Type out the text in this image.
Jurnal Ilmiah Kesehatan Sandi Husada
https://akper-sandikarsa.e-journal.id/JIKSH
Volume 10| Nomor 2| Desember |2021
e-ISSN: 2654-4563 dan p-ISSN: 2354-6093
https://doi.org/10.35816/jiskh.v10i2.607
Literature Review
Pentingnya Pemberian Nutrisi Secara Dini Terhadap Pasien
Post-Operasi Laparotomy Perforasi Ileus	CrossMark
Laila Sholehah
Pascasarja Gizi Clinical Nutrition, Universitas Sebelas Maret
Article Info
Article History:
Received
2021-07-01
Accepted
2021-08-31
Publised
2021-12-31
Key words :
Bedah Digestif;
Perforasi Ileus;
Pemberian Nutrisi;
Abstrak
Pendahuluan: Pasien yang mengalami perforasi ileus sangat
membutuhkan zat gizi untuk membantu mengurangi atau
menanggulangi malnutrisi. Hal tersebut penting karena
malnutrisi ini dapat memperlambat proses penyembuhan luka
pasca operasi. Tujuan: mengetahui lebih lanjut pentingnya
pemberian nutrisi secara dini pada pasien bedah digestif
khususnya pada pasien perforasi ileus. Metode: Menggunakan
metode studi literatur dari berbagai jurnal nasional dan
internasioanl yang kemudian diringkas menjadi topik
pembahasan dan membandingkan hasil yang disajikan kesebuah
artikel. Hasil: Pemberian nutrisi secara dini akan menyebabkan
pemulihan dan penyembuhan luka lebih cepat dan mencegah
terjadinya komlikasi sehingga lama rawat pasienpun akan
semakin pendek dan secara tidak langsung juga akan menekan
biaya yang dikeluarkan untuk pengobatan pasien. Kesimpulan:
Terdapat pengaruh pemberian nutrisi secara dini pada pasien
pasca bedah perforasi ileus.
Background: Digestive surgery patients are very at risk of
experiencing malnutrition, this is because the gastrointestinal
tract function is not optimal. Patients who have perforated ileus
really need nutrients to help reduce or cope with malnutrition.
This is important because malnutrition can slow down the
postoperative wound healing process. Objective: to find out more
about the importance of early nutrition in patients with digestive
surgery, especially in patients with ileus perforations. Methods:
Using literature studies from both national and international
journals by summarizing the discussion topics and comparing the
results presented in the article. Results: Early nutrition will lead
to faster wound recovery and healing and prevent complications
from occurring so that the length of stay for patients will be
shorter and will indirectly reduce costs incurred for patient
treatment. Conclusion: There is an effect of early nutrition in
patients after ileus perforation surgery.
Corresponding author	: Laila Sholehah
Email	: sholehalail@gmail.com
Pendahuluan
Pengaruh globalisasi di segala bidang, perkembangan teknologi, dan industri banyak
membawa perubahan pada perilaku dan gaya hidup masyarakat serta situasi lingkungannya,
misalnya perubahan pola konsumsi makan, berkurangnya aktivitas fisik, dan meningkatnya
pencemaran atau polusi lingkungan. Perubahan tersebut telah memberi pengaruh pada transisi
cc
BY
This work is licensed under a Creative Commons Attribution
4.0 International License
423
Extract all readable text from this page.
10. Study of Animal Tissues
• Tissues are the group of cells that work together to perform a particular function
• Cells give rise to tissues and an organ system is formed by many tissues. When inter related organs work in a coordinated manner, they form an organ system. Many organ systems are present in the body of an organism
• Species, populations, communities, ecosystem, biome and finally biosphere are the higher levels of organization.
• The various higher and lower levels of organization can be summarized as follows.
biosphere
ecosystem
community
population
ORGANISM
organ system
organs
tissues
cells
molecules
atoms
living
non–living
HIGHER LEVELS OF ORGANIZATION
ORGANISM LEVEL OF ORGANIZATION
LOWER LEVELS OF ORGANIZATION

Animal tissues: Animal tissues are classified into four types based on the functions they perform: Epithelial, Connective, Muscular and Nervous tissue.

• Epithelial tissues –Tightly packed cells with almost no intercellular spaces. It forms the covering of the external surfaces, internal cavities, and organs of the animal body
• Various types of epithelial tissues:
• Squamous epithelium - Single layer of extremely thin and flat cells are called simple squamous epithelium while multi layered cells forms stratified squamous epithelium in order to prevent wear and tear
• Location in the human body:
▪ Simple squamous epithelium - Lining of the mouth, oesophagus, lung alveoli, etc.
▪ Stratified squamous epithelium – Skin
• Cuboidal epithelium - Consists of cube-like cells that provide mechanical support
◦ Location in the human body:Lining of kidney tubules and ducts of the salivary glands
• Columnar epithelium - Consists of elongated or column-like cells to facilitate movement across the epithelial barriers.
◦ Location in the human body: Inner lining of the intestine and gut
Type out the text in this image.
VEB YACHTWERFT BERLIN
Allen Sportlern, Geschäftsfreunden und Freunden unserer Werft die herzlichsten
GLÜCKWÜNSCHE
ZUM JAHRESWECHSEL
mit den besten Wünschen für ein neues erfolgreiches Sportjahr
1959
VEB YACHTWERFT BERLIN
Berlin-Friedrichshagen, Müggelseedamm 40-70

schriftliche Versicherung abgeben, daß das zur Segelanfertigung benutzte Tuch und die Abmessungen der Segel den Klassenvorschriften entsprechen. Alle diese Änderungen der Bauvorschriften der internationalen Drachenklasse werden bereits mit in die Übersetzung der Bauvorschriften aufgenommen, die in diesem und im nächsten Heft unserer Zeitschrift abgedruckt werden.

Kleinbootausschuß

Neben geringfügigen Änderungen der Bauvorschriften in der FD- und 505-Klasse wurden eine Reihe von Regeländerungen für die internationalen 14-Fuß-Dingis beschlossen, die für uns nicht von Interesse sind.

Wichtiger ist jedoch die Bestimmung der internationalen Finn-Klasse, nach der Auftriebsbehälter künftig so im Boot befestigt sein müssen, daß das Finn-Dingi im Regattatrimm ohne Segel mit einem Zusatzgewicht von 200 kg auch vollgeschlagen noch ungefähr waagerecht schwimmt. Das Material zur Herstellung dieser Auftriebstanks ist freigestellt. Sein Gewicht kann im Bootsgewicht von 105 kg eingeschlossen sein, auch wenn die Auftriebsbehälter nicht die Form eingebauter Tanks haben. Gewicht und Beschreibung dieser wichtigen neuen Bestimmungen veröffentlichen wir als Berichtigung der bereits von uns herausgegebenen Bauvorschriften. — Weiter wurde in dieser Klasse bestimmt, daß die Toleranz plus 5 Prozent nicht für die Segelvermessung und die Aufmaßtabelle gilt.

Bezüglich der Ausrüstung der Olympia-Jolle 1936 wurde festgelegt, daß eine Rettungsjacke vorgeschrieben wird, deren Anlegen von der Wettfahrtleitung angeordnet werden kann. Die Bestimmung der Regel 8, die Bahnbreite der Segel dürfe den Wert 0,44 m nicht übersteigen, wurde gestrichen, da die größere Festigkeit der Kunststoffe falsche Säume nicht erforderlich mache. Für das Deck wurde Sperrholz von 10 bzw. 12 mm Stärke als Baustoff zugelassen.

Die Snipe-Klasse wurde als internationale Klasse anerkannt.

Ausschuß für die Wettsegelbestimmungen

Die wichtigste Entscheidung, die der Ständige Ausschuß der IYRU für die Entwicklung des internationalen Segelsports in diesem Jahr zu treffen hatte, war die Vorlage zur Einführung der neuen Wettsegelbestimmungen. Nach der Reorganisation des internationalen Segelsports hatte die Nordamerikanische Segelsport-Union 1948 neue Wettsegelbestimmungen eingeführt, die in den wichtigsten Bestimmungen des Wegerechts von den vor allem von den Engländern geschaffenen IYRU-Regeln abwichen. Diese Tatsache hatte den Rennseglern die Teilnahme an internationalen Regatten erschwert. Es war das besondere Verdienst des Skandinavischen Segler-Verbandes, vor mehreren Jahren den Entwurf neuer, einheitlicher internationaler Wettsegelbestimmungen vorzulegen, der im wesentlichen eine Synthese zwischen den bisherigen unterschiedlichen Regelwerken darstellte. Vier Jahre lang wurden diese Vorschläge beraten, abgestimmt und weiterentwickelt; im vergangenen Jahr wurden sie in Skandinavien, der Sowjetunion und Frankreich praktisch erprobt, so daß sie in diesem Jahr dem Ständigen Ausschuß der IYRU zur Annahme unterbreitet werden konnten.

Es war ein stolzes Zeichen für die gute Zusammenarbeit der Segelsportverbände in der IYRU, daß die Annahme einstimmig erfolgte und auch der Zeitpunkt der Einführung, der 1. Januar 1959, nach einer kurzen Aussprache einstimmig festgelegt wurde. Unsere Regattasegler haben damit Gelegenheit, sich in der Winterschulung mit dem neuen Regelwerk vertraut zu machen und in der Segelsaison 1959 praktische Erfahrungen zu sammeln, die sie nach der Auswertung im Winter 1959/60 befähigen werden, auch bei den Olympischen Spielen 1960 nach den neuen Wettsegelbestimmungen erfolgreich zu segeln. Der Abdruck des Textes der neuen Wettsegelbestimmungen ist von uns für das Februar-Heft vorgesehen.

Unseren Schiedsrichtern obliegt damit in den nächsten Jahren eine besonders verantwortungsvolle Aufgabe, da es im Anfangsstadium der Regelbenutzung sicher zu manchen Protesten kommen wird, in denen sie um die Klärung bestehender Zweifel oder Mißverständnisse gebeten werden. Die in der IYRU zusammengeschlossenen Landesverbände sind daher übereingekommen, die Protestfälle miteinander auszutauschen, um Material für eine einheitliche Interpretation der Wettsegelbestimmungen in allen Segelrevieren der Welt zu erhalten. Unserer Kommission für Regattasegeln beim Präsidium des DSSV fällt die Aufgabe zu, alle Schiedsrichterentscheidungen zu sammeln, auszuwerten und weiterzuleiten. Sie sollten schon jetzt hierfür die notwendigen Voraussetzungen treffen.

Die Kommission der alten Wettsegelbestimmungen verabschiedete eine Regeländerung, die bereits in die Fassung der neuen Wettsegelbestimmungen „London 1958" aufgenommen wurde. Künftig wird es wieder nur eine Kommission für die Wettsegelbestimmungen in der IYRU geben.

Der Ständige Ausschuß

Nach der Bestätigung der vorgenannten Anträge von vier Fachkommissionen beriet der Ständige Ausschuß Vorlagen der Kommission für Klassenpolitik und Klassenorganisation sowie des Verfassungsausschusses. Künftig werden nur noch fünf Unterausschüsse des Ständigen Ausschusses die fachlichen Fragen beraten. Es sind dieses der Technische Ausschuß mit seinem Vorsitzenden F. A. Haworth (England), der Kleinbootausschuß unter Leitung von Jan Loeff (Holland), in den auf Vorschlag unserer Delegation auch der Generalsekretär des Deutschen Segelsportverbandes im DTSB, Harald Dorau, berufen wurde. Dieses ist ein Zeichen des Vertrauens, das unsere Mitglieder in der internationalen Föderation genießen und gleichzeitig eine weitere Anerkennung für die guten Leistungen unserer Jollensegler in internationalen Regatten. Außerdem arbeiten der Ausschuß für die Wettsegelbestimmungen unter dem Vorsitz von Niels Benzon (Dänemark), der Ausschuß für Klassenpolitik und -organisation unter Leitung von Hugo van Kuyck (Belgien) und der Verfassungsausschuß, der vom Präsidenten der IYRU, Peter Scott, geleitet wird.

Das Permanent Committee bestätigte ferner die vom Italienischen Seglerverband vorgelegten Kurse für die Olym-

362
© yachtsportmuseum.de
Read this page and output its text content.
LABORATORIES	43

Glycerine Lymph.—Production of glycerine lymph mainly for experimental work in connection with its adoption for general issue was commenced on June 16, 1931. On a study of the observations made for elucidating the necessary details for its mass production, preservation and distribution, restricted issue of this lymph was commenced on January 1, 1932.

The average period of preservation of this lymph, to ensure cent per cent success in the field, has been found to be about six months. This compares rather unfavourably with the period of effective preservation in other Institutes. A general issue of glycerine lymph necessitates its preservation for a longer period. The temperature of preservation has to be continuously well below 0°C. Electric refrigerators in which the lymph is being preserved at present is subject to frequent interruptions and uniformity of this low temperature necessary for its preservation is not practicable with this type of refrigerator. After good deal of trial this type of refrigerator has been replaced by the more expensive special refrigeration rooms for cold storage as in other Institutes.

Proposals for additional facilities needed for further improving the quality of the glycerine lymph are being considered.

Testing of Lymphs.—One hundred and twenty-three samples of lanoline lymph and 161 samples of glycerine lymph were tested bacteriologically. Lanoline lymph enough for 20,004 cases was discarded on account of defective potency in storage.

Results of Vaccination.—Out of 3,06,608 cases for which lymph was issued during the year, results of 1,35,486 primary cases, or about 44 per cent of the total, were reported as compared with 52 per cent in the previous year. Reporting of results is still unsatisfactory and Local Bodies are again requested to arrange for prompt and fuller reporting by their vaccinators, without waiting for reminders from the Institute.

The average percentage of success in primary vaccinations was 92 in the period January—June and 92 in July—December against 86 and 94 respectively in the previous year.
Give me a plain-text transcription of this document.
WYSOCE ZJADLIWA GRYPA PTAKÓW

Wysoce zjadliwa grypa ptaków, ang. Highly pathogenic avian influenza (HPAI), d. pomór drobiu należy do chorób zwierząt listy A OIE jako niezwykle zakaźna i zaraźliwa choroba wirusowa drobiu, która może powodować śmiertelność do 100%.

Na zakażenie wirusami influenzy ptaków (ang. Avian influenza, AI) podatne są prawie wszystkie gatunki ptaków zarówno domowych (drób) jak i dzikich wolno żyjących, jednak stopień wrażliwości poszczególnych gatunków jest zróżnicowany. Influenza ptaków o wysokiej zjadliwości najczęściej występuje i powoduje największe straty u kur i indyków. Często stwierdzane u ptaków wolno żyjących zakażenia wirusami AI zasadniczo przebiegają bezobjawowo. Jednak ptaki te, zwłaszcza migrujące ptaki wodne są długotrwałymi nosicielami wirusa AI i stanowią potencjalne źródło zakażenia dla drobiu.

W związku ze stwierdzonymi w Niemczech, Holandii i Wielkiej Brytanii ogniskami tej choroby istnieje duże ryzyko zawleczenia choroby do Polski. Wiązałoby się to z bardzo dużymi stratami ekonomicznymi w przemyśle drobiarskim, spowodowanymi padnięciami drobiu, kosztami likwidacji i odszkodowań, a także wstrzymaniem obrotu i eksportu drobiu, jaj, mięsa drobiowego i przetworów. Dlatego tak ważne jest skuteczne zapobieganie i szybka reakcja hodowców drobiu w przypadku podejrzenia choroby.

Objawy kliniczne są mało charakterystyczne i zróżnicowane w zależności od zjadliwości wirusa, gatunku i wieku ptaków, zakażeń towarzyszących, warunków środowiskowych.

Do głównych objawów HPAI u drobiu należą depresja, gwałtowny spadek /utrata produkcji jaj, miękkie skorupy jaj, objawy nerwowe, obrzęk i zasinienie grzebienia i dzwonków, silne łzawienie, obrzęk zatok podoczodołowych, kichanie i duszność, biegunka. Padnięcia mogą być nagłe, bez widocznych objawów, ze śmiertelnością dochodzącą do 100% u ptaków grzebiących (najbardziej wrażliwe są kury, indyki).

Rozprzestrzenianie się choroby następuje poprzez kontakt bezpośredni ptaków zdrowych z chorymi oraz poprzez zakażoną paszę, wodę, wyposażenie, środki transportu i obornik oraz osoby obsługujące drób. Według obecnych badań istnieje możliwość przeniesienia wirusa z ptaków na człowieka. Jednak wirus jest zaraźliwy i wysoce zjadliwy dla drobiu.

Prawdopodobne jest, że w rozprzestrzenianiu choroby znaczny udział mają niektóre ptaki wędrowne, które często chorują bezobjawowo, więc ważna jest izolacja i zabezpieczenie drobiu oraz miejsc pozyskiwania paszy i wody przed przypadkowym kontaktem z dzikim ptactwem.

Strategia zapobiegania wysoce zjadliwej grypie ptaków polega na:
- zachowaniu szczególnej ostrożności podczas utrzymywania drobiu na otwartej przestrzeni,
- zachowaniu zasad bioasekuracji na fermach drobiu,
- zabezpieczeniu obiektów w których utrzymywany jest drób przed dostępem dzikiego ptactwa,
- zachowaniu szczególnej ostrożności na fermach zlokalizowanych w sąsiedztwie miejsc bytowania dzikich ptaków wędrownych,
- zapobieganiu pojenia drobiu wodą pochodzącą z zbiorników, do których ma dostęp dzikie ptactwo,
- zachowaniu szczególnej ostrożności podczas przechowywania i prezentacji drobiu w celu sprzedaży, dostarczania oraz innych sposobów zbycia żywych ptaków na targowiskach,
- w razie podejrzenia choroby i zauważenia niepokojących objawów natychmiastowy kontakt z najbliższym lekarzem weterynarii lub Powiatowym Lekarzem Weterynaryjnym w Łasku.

→ Try it
Your answer should be each line of the data that contains the word "healing", copied as it stands.

→ Written response
postoperative wound healing process. Objective: to find out more
to faster wound recovery and healing and prevent complications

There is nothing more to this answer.